What you are asked to do: Give the data again exactly as written, skipping any pictures.

Material provided:
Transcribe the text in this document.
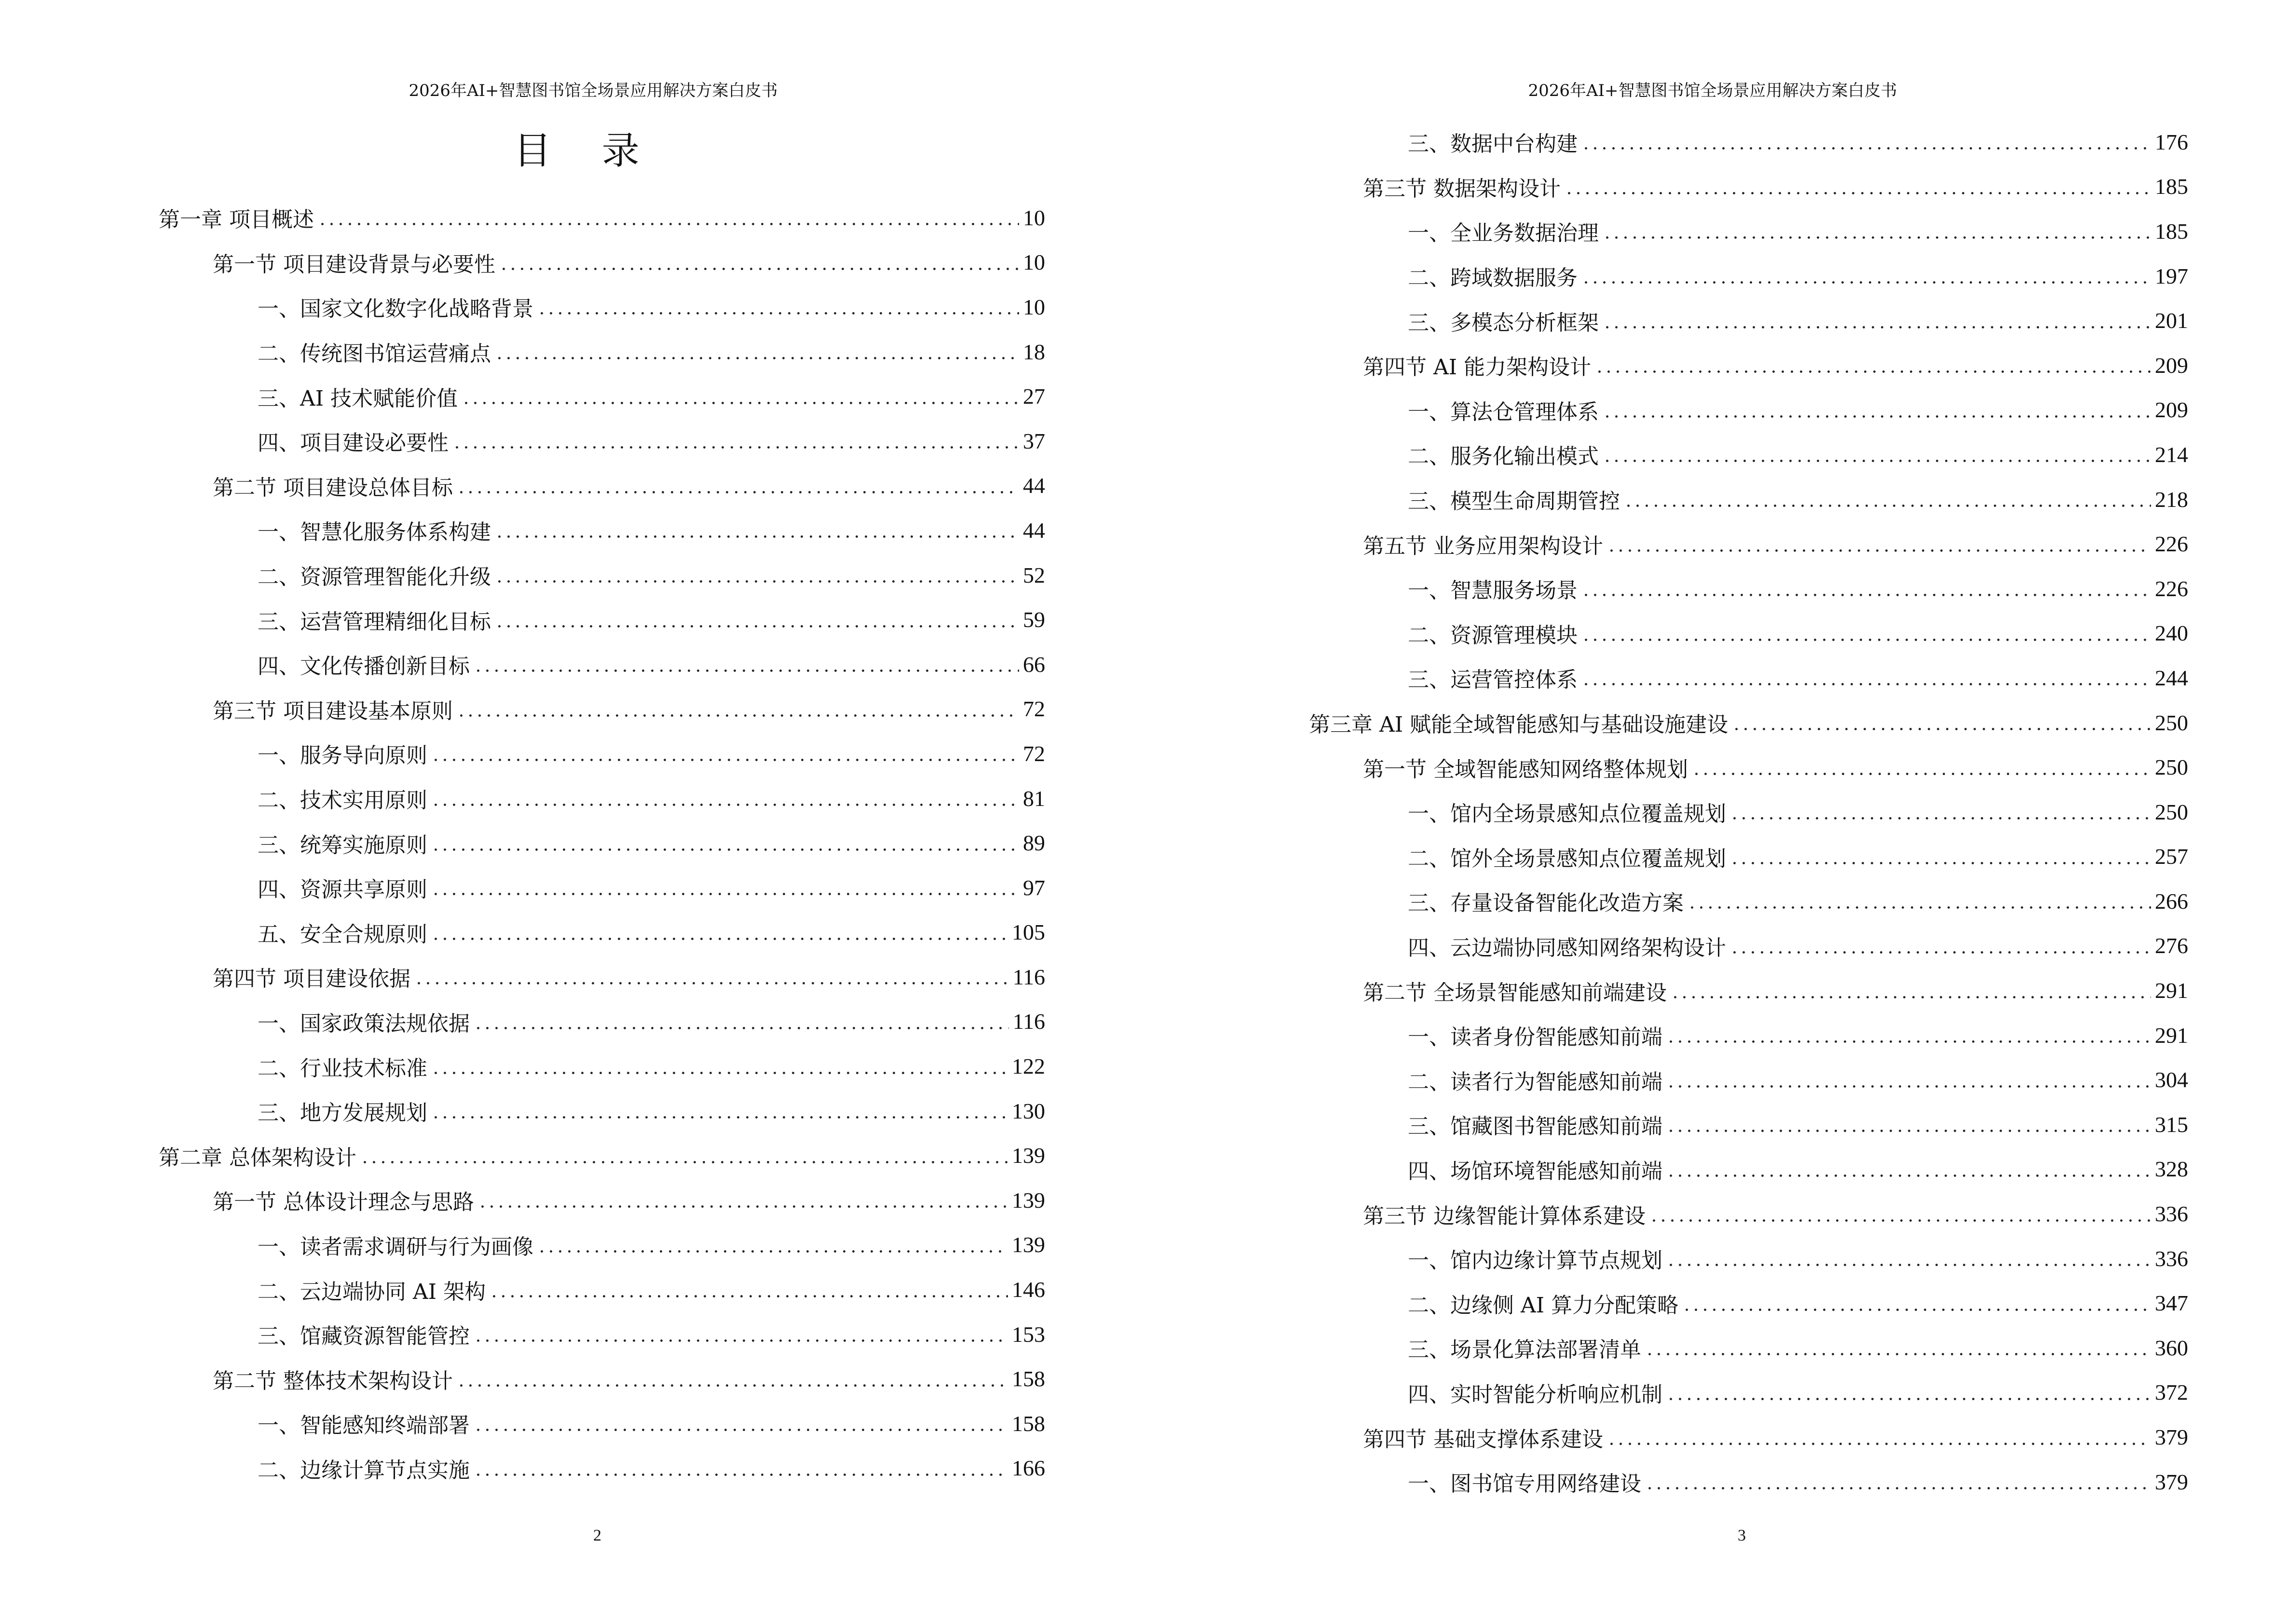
2026年AI+智慧图书馆全场景应用解决方案白皮书
目 录
第一章 项目概述	10
第一节 项目建设背景与必要性	10
一、国家文化数字化战略背景	10
二、传统图书馆运营痛点	18
三、AI 技术赋能价值	27
四、项目建设必要性	37
第二节 项目建设总体目标	44
一、智慧化服务体系构建	44
二、资源管理智能化升级	52
三、运营管理精细化目标	59
四、文化传播创新目标	66
第三节 项目建设基本原则	72
一、服务导向原则	72
二、技术实用原则	81
三、统筹实施原则	89
四、资源共享原则	97
五、安全合规原则	105
第四节 项目建设依据	116
一、国家政策法规依据	116
二、行业技术标准	122
三、地方发展规划	130
第二章 总体架构设计	139
第一节 总体设计理念与思路	139
一、读者需求调研与行为画像	139
二、云边端协同 AI 架构	146
三、馆藏资源智能管控	153
第二节 整体技术架构设计	158
一、智能感知终端部署	158
二、边缘计算节点实施	166
2
2026年AI+智慧图书馆全场景应用解决方案白皮书
三、数据中台构建	176
第三节 数据架构设计	185
一、全业务数据治理	185
二、跨域数据服务	197
三、多模态分析框架	201
第四节 AI 能力架构设计	209
一、算法仓管理体系	209
二、服务化输出模式	214
三、模型生命周期管控	218
第五节 业务应用架构设计	226
一、智慧服务场景	226
二、资源管理模块	240
三、运营管控体系	244
第三章 AI 赋能全域智能感知与基础设施建设	250
第一节 全域智能感知网络整体规划	250
一、馆内全场景感知点位覆盖规划	250
二、馆外全场景感知点位覆盖规划	257
三、存量设备智能化改造方案	266
四、云边端协同感知网络架构设计	276
第二节 全场景智能感知前端建设	291
一、读者身份智能感知前端	291
二、读者行为智能感知前端	304
三、馆藏图书智能感知前端	315
四、场馆环境智能感知前端	328
第三节 边缘智能计算体系建设	336
一、馆内边缘计算节点规划	336
二、边缘侧 AI 算力分配策略	347
三、场景化算法部署清单	360
四、实时智能分析响应机制	372
第四节 基础支撑体系建设	379
一、图书馆专用网络建设	379
3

Task result:
Transcribe the text in this document.
2026年AI+智慧图书馆全场景应用解决方案白皮书
目 录
第一章 项目概述	10
第一节 项目建设背景与必要性	10
一、国家文化数字化战略背景	10
二、传统图书馆运营痛点	18
三、AI 技术赋能价值	27
四、项目建设必要性	37
第二节 项目建设总体目标	44
一、智慧化服务体系构建	44
二、资源管理智能化升级	52
三、运营管理精细化目标	59
四、文化传播创新目标	66
第三节 项目建设基本原则	72
一、服务导向原则	72
二、技术实用原则	81
三、统筹实施原则	89
四、资源共享原则	97
五、安全合规原则	105
第四节 项目建设依据	116
一、国家政策法规依据	116
二、行业技术标准	122
三、地方发展规划	130
第二章 总体架构设计	139
第一节 总体设计理念与思路	139
一、读者需求调研与行为画像	139
二、云边端协同 AI 架构	146
三、馆藏资源智能管控	153
第二节 整体技术架构设计	158
一、智能感知终端部署	158
二、边缘计算节点实施	166
2
2026年AI+智慧图书馆全场景应用解决方案白皮书
三、数据中台构建	176
第三节 数据架构设计	185
一、全业务数据治理	185
二、跨域数据服务	197
三、多模态分析框架	201
第四节 AI 能力架构设计	209
一、算法仓管理体系	209
二、服务化输出模式	214
三、模型生命周期管控	218
第五节 业务应用架构设计	226
一、智慧服务场景	226
二、资源管理模块	240
三、运营管控体系	244
第三章 AI 赋能全域智能感知与基础设施建设	250
第一节 全域智能感知网络整体规划	250
一、馆内全场景感知点位覆盖规划	250
二、馆外全场景感知点位覆盖规划	257
三、存量设备智能化改造方案	266
四、云边端协同感知网络架构设计	276
第二节 全场景智能感知前端建设	291
一、读者身份智能感知前端	291
二、读者行为智能感知前端	304
三、馆藏图书智能感知前端	315
四、场馆环境智能感知前端	328
第三节 边缘智能计算体系建设	336
一、馆内边缘计算节点规划	336
二、边缘侧 AI 算力分配策略	347
三、场景化算法部署清单	360
四、实时智能分析响应机制	372
第四节 基础支撑体系建设	379
一、图书馆专用网络建设	379
3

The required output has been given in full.